The problem: Transcribe all records exactly.

Given data:

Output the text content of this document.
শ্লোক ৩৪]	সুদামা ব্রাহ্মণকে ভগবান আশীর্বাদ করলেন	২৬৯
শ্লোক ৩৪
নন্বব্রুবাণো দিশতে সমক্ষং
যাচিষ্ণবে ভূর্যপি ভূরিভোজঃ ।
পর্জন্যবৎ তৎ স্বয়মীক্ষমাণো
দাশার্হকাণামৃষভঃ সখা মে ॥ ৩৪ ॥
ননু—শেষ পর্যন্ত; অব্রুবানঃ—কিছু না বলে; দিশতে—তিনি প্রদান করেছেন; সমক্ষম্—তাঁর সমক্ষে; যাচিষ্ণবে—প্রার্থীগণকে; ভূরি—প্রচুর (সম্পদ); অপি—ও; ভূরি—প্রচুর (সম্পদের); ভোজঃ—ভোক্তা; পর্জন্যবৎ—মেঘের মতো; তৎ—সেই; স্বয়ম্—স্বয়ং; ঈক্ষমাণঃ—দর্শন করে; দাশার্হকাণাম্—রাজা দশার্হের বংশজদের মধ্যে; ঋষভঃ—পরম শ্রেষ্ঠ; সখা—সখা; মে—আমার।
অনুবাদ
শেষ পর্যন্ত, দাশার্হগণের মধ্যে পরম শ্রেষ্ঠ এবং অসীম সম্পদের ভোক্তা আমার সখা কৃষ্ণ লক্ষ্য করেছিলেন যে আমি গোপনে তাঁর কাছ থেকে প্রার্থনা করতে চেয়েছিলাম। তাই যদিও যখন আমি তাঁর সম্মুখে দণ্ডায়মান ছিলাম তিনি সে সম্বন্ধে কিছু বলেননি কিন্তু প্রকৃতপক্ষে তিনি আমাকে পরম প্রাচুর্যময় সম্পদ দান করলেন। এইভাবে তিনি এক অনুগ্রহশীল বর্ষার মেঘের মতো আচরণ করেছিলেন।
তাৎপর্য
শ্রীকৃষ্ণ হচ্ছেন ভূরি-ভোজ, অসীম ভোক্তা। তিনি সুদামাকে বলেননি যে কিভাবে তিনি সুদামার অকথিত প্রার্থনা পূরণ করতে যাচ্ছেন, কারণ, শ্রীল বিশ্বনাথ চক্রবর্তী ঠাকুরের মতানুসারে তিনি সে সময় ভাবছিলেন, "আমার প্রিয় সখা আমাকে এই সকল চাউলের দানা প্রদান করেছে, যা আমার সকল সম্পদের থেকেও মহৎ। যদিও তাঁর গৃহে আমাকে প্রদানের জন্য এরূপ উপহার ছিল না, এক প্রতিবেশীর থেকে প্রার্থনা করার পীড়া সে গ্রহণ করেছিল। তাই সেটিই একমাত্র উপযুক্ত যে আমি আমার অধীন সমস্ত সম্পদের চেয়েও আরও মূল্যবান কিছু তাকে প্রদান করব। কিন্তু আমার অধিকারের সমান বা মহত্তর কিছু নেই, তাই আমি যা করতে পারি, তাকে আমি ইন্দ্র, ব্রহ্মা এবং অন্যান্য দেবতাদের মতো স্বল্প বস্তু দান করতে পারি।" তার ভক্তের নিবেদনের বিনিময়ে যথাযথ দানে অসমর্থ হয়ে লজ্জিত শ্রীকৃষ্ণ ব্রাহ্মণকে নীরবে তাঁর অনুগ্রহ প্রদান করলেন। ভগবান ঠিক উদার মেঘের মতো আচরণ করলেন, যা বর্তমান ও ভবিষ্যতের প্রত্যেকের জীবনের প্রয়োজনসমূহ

Solved exercise:
Output the text content of this document.
শ্লোক ৩৪]	সুদামা ব্রাহ্মণকে ভগবান আশীর্বাদ করলেন	২৬৯
শ্লোক ৩৪
নন্বব্রুবাণো দিশতে সমক্ষং
যাচিষ্ণবে ভূর্যপি ভূরিভোজঃ ।
পর্জন্যবৎ তৎ স্বয়মীক্ষমাণো
দাশার্হকাণামৃষভঃ সখা মে ॥ ৩৪ ॥
ননু—শেষ পর্যন্ত; অব্রুবানঃ—কিছু না বলে; দিশতে—তিনি প্রদান করেছেন; সমক্ষম্—তাঁর সমক্ষে; যাচিষ্ণবে—প্রার্থীগণকে; ভূরি—প্রচুর (সম্পদ); অপি—ও; ভূরি—প্রচুর (সম্পদের); ভোজঃ—ভোক্তা; পর্জন্যবৎ—মেঘের মতো; তৎ—সেই; স্বয়ম্—স্বয়ং; ঈক্ষমাণঃ—দর্শন করে; দাশার্হকাণাম্—রাজা দশার্হের বংশজদের মধ্যে; ঋষভঃ—পরম শ্রেষ্ঠ; সখা—সখা; মে—আমার।
অনুবাদ
শেষ পর্যন্ত, দাশার্হগণের মধ্যে পরম শ্রেষ্ঠ এবং অসীম সম্পদের ভোক্তা আমার সখা কৃষ্ণ লক্ষ্য করেছিলেন যে আমি গোপনে তাঁর কাছ থেকে প্রার্থনা করতে চেয়েছিলাম। তাই যদিও যখন আমি তাঁর সম্মুখে দণ্ডায়মান ছিলাম তিনি সে সম্বন্ধে কিছু বলেননি কিন্তু প্রকৃতপক্ষে তিনি আমাকে পরম প্রাচুর্যময় সম্পদ দান করলেন। এইভাবে তিনি এক অনুগ্রহশীল বর্ষার মেঘের মতো আচরণ করেছিলেন।
তাৎপর্য
শ্রীকৃষ্ণ হচ্ছেন ভূরি-ভোজ, অসীম ভোক্তা। তিনি সুদামাকে বলেননি যে কিভাবে তিনি সুদামার অকথিত প্রার্থনা পূরণ করতে যাচ্ছেন, কারণ, শ্রীল বিশ্বনাথ চক্রবর্তী ঠাকুরের মতানুসারে তিনি সে সময় ভাবছিলেন, "আমার প্রিয় সখা আমাকে এই সকল চাউলের দানা প্রদান করেছে, যা আমার সকল সম্পদের থেকেও মহৎ। যদিও তাঁর গৃহে আমাকে প্রদানের জন্য এরূপ উপহার ছিল না, এক প্রতিবেশীর থেকে প্রার্থনা করার পীড়া সে গ্রহণ করেছিল। তাই সেটিই একমাত্র উপযুক্ত যে আমি আমার অধীন সমস্ত সম্পদের চেয়েও আরও মূল্যবান কিছু তাকে প্রদান করব। কিন্তু আমার অধিকারের সমান বা মহত্তর কিছু নেই, তাই আমি যা করতে পারি, তাকে আমি ইন্দ্র, ব্রহ্মা এবং অন্যান্য দেবতাদের মতো স্বল্প বস্তু দান করতে পারি।" তার ভক্তের নিবেদনের বিনিময়ে যথাযথ দানে অসমর্থ হয়ে লজ্জিত শ্রীকৃষ্ণ ব্রাহ্মণকে নীরবে তাঁর অনুগ্রহ প্রদান করলেন। ভগবান ঠিক উদার মেঘের মতো আচরণ করলেন, যা বর্তমান ও ভবিষ্যতের প্রত্যেকের জীবনের প্রয়োজনসমূহ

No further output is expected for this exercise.